=== ENTRIES PROVIDED ===

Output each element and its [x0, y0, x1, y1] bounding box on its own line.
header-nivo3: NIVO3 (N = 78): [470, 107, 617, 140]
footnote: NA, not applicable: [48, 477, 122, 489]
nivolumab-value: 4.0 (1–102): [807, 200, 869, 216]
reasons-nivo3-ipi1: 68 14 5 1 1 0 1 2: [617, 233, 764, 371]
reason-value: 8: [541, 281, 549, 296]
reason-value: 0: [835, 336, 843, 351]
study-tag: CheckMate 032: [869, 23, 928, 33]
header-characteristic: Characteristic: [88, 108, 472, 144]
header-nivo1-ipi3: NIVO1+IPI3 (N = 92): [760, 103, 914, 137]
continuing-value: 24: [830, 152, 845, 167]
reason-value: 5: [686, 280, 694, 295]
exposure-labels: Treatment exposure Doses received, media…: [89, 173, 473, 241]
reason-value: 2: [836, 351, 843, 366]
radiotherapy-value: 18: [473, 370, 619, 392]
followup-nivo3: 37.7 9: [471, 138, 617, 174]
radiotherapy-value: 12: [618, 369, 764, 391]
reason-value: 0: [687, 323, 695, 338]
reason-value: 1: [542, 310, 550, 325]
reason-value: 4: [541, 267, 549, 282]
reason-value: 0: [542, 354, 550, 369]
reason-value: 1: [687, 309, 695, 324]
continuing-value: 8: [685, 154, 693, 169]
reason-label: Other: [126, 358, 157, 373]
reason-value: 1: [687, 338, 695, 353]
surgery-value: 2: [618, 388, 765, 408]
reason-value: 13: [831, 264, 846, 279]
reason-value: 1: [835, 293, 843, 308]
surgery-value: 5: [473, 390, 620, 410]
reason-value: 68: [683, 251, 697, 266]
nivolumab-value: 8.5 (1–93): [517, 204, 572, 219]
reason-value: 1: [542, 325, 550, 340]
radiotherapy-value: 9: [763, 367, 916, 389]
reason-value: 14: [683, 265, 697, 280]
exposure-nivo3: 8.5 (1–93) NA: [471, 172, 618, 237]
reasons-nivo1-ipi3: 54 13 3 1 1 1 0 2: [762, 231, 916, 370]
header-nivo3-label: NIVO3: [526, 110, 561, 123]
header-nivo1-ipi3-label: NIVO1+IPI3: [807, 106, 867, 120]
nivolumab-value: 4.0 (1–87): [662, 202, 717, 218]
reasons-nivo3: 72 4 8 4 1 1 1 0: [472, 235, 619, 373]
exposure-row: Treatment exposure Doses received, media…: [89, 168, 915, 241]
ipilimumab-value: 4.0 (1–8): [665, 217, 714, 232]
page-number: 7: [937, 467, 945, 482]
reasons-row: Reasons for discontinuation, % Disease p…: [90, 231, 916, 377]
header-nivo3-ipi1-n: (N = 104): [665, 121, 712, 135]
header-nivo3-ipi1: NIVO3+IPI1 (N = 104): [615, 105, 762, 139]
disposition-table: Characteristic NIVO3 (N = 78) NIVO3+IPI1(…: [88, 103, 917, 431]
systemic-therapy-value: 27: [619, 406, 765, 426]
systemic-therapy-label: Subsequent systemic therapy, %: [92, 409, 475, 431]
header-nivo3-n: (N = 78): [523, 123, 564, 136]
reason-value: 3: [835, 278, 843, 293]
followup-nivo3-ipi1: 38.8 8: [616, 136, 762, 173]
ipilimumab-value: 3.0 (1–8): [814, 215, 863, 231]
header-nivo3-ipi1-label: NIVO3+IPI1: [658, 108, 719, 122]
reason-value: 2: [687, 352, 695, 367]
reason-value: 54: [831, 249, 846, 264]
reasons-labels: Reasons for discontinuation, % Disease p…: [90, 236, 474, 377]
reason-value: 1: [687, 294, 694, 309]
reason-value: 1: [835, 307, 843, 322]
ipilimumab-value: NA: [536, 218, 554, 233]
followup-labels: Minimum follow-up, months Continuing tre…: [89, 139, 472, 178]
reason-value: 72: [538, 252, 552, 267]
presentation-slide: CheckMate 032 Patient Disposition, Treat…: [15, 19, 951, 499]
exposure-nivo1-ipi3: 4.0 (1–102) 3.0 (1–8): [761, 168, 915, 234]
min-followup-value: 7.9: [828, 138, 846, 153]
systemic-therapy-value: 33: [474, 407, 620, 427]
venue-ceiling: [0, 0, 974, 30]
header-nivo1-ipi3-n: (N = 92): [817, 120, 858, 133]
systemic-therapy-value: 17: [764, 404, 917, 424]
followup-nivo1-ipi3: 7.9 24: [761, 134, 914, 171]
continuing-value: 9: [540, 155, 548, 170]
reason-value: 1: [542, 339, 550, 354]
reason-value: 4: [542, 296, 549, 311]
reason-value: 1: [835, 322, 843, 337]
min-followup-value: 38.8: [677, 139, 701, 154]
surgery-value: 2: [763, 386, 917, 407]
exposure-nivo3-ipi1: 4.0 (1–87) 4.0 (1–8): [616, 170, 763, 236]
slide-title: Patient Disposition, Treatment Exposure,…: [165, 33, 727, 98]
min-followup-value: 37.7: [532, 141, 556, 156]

===

## WHAT YOU ARE ASKED TO DO
Give the listing from its first line through the line containing "reason-value: 68: [683, 251, 697, 266]" as a Markdown table with the columns No. and Entry, numbering each line and leaving out blank ones.

## ANSWER TO THIS TASK
| No. | Entry |
|---|---|
| 1 | Output each element and its [x0, y0, x1, y1] bounding box on its own line. |
| 2 | header-nivo3: NIVO3 (N = 78): [470, 107, 617, 140] |
| 3 | footnote: NA, not applicable: [48, 477, 122, 489] |
| 4 | nivolumab-value: 4.0 (1–102): [807, 200, 869, 216] |
| 5 | reasons-nivo3-ipi1: 68 14 5 1 1 0 1 2: [617, 233, 764, 371] |
| 6 | reason-value: 8: [541, 281, 549, 296] |
| 7 | reason-value: 0: [835, 336, 843, 351] |
| 8 | study-tag: CheckMate 032: [869, 23, 928, 33] |
| 9 | header-characteristic: Characteristic: [88, 108, 472, 144] |
| 10 | header-nivo1-ipi3: NIVO1+IPI3 (N = 92): [760, 103, 914, 137] |
| 11 | continuing-value: 24: [830, 152, 845, 167] |
| 12 | reason-value: 5: [686, 280, 694, 295] |
| 13 | exposure-labels: Treatment exposure Doses received, media…: [89, 173, 473, 241] |
| 14 | reason-value: 2: [836, 351, 843, 366] |
| 15 | radiotherapy-value: 18: [473, 370, 619, 392] |
| 16 | followup-nivo3: 37.7 9: [471, 138, 617, 174] |
| 17 | radiotherapy-value: 12: [618, 369, 764, 391] |
| 18 | reason-value: 0: [687, 323, 695, 338] |
| 19 | reason-value: 1: [542, 310, 550, 325] |
| 20 | reason-value: 4: [541, 267, 549, 282] |
| 21 | reason-value: 0: [542, 354, 550, 369] |
| 22 | reason-value: 1: [687, 309, 695, 324] |
| 23 | continuing-value: 8: [685, 154, 693, 169] |
| 24 | reason-label: Other: [126, 358, 157, 373] |
| 25 | reason-value: 1: [687, 338, 695, 353] |
| 26 | surgery-value: 2: [618, 388, 765, 408] |
| 27 | reason-value: 13: [831, 264, 846, 279] |
| 28 | reason-value: 1: [835, 293, 843, 308] |
| 29 | surgery-value: 5: [473, 390, 620, 410] |
| 30 | reason-value: 68: [683, 251, 697, 266] |